[BEGIN Record set]
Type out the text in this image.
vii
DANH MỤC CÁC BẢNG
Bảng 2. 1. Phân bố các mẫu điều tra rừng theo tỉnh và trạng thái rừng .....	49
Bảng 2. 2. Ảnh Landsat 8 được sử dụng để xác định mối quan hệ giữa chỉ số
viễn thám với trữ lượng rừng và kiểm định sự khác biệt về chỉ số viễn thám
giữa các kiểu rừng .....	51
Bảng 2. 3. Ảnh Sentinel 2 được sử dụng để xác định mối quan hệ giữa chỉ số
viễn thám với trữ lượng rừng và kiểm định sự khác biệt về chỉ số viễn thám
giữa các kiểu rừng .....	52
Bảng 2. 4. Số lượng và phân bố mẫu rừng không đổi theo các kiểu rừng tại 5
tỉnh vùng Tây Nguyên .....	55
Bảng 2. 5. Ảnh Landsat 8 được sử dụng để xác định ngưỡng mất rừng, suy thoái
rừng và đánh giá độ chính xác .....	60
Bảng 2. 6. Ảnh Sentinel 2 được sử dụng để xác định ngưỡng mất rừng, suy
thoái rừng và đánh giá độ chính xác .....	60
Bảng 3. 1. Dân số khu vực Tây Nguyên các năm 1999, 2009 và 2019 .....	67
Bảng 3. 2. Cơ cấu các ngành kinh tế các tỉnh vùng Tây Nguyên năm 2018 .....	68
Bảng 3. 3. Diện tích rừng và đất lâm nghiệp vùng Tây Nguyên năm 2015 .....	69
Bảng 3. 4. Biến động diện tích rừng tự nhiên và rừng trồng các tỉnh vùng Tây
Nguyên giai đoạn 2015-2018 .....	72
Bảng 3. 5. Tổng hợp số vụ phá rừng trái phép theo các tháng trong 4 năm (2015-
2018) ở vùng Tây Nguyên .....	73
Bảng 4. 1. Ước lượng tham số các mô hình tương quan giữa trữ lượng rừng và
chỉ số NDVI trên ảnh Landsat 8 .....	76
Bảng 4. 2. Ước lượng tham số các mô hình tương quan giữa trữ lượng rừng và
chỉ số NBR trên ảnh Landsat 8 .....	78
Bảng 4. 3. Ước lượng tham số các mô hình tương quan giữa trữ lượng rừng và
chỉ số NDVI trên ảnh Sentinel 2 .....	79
[END Record set]
**What to do**
Recopy the entries above in their entirety, exactly.

**Full response**
Type out the text in this image.
vii
DANH MỤC CÁC BẢNG
Bảng 2. 1. Phân bố các mẫu điều tra rừng theo tỉnh và trạng thái rừng .....	49
Bảng 2. 2. Ảnh Landsat 8 được sử dụng để xác định mối quan hệ giữa chỉ số
viễn thám với trữ lượng rừng và kiểm định sự khác biệt về chỉ số viễn thám
giữa các kiểu rừng .....	51
Bảng 2. 3. Ảnh Sentinel 2 được sử dụng để xác định mối quan hệ giữa chỉ số
viễn thám với trữ lượng rừng và kiểm định sự khác biệt về chỉ số viễn thám
giữa các kiểu rừng .....	52
Bảng 2. 4. Số lượng và phân bố mẫu rừng không đổi theo các kiểu rừng tại 5
tỉnh vùng Tây Nguyên .....	55
Bảng 2. 5. Ảnh Landsat 8 được sử dụng để xác định ngưỡng mất rừng, suy thoái
rừng và đánh giá độ chính xác .....	60
Bảng 2. 6. Ảnh Sentinel 2 được sử dụng để xác định ngưỡng mất rừng, suy
thoái rừng và đánh giá độ chính xác .....	60
Bảng 3. 1. Dân số khu vực Tây Nguyên các năm 1999, 2009 và 2019 .....	67
Bảng 3. 2. Cơ cấu các ngành kinh tế các tỉnh vùng Tây Nguyên năm 2018 .....	68
Bảng 3. 3. Diện tích rừng và đất lâm nghiệp vùng Tây Nguyên năm 2015 .....	69
Bảng 3. 4. Biến động diện tích rừng tự nhiên và rừng trồng các tỉnh vùng Tây
Nguyên giai đoạn 2015-2018 .....	72
Bảng 3. 5. Tổng hợp số vụ phá rừng trái phép theo các tháng trong 4 năm (2015-
2018) ở vùng Tây Nguyên .....	73
Bảng 4. 1. Ước lượng tham số các mô hình tương quan giữa trữ lượng rừng và
chỉ số NDVI trên ảnh Landsat 8 .....	76
Bảng 4. 2. Ước lượng tham số các mô hình tương quan giữa trữ lượng rừng và
chỉ số NBR trên ảnh Landsat 8 .....	78
Bảng 4. 3. Ước lượng tham số các mô hình tương quan giữa trữ lượng rừng và
chỉ số NDVI trên ảnh Sentinel 2 .....	79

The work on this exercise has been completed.